Stated problem:
Lift every line from the entries that includes the word "this".
* * * * * * *
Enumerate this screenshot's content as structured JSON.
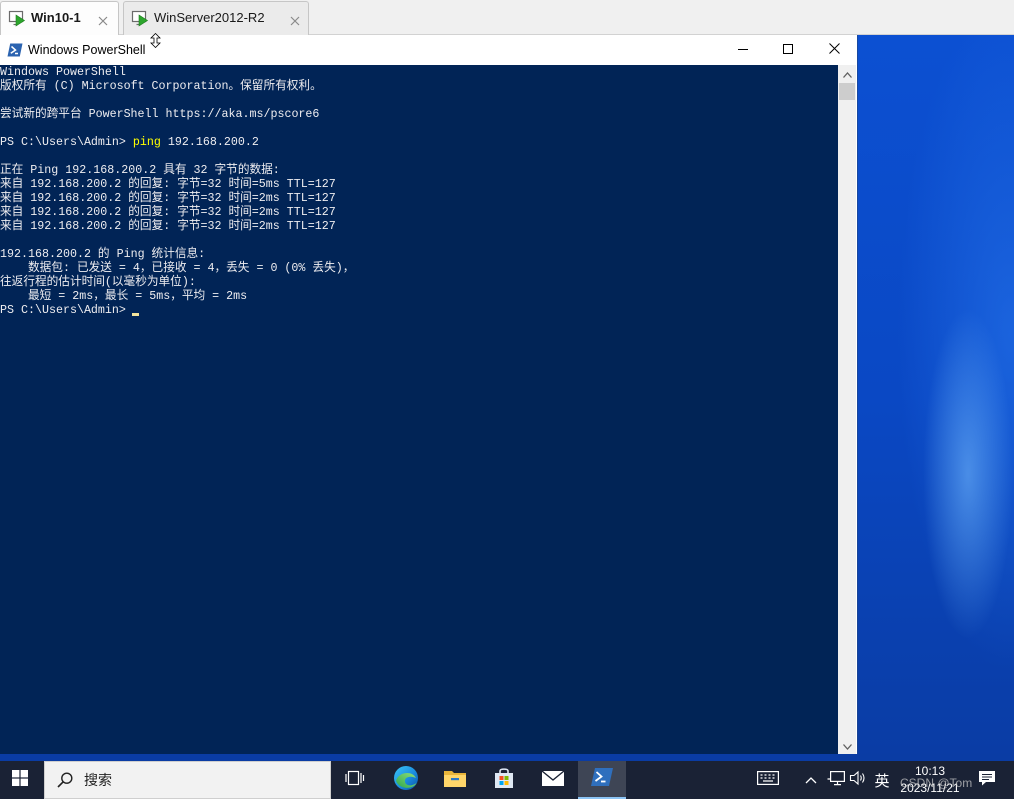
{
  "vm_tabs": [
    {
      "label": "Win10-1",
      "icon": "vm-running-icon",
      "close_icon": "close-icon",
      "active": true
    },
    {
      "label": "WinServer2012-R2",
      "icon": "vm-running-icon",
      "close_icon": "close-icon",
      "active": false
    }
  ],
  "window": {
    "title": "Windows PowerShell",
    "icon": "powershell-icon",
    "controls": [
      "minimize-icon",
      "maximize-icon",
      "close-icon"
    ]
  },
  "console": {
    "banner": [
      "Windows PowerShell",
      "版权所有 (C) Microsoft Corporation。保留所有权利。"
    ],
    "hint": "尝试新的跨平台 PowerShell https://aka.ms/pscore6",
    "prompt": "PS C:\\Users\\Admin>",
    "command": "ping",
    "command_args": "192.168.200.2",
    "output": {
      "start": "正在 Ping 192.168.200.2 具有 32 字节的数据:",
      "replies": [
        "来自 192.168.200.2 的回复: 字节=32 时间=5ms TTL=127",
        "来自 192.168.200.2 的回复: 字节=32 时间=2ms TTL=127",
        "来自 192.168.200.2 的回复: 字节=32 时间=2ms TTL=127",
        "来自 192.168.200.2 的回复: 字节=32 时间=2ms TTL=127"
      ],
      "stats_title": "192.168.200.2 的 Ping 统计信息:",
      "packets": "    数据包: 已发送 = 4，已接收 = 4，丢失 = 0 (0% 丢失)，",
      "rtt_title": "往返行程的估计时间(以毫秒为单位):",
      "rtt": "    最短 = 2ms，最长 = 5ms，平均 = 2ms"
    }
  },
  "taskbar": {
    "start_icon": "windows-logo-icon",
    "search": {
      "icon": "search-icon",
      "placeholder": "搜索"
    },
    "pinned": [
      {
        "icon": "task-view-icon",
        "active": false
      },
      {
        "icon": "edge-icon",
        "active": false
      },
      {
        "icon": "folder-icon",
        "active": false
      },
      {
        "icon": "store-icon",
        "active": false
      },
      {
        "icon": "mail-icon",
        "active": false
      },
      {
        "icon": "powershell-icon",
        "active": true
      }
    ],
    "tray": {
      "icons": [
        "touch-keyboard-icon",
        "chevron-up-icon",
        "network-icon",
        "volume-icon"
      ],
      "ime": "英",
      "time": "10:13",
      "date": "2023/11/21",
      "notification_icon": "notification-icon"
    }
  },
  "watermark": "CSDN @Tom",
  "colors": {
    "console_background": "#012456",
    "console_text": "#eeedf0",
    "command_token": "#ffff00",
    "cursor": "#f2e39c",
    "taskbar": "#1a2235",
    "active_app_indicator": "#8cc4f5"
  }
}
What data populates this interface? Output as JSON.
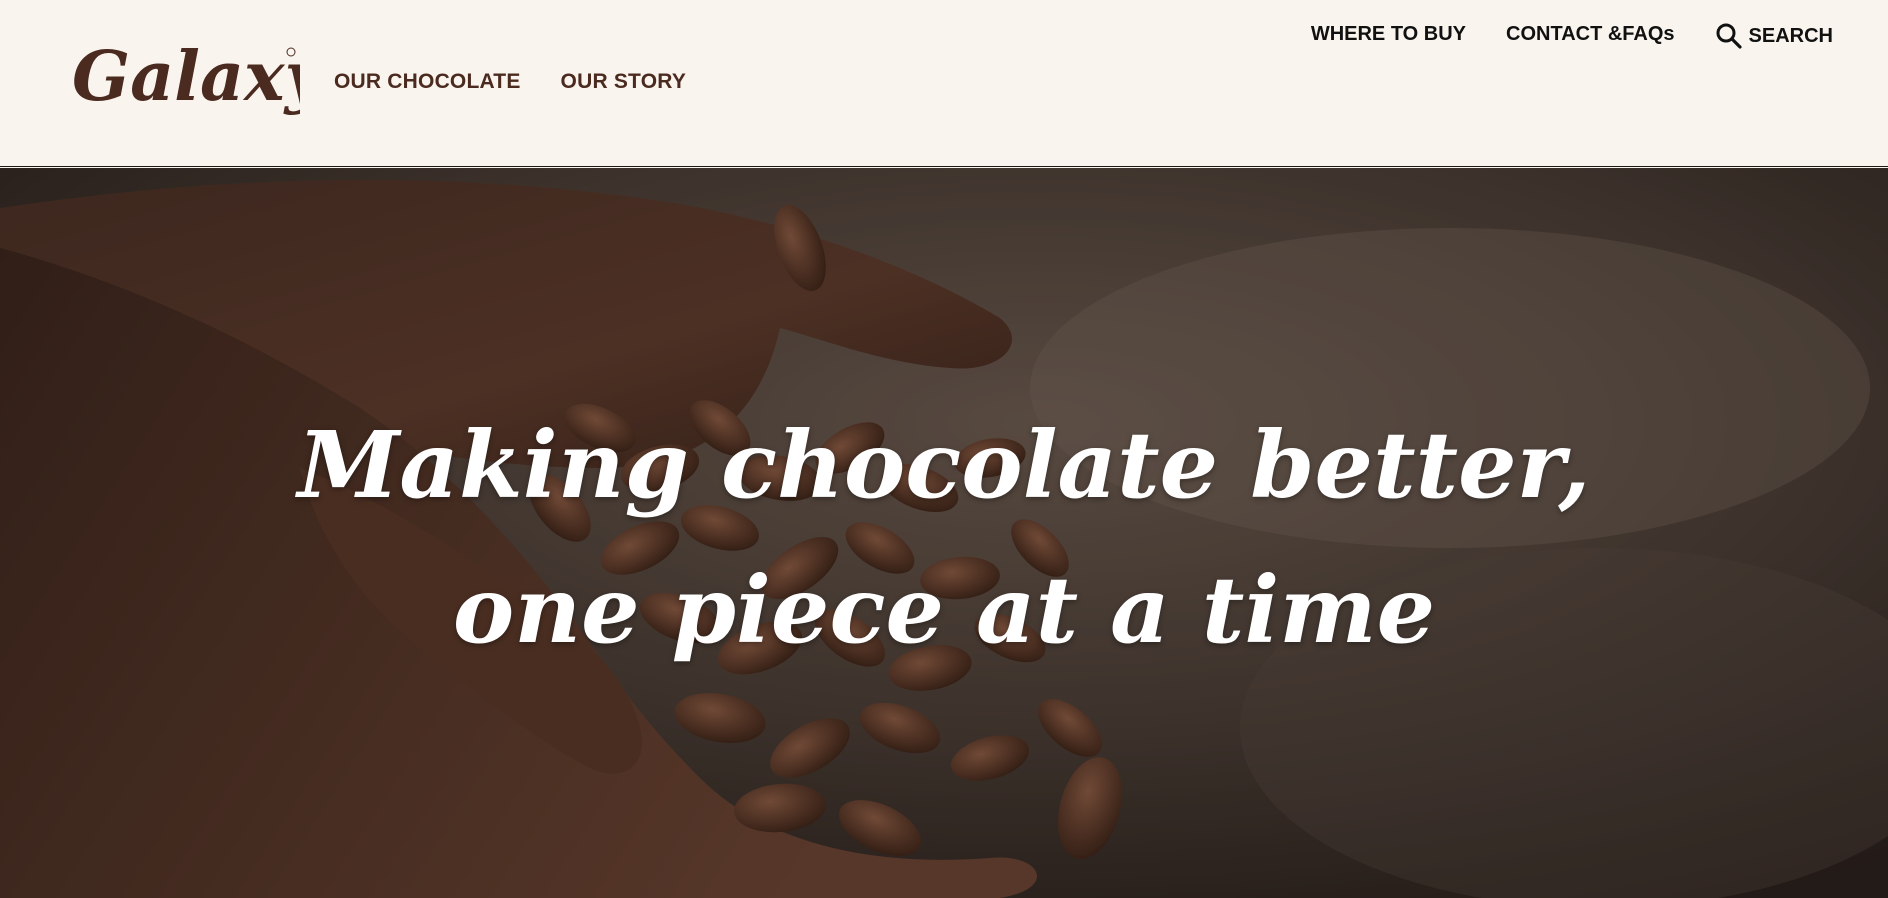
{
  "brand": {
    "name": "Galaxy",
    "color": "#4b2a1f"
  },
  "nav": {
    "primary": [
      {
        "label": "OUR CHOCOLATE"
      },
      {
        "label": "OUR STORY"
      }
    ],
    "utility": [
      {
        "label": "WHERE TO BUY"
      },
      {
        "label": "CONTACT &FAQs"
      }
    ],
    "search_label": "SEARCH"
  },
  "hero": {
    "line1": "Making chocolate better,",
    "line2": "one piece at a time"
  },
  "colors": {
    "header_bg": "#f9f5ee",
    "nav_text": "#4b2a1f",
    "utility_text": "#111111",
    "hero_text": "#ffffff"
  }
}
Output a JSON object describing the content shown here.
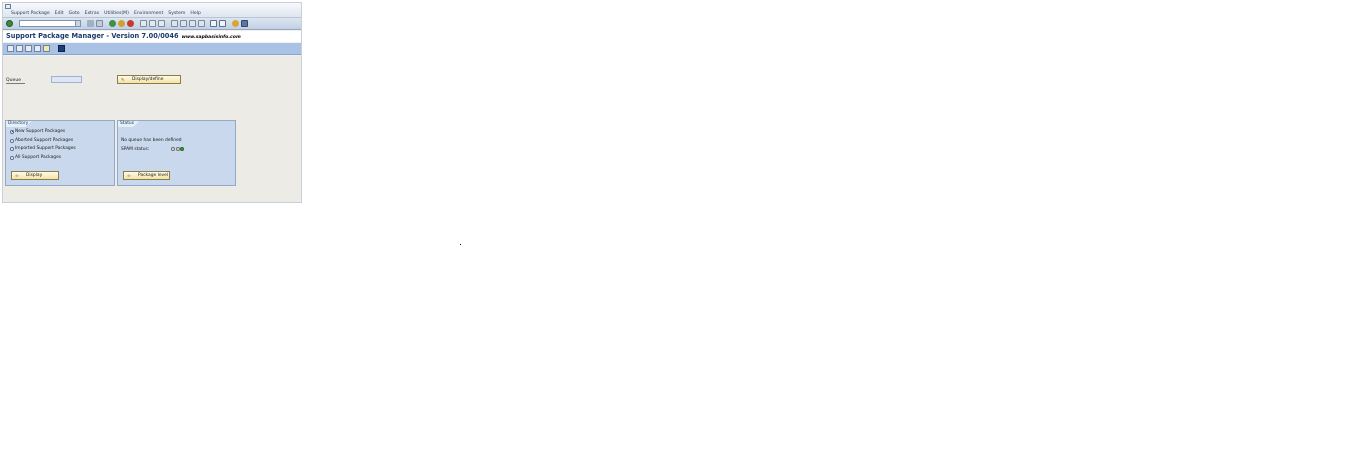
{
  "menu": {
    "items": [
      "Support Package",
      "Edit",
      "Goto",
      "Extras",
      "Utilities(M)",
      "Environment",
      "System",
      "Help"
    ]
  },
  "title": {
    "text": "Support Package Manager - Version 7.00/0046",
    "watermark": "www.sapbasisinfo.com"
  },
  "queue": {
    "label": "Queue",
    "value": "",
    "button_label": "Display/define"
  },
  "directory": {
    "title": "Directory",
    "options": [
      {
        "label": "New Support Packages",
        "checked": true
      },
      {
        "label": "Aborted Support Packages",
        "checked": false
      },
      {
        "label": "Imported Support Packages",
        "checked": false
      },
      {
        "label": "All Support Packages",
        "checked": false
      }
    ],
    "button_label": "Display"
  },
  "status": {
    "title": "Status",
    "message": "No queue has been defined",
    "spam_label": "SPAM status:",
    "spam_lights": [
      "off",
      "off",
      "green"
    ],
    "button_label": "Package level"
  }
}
* * * * * * *
Answer for the task:
Enumerate this screenshot's content as structured JSON.
What data populates this interface? Output as JSON.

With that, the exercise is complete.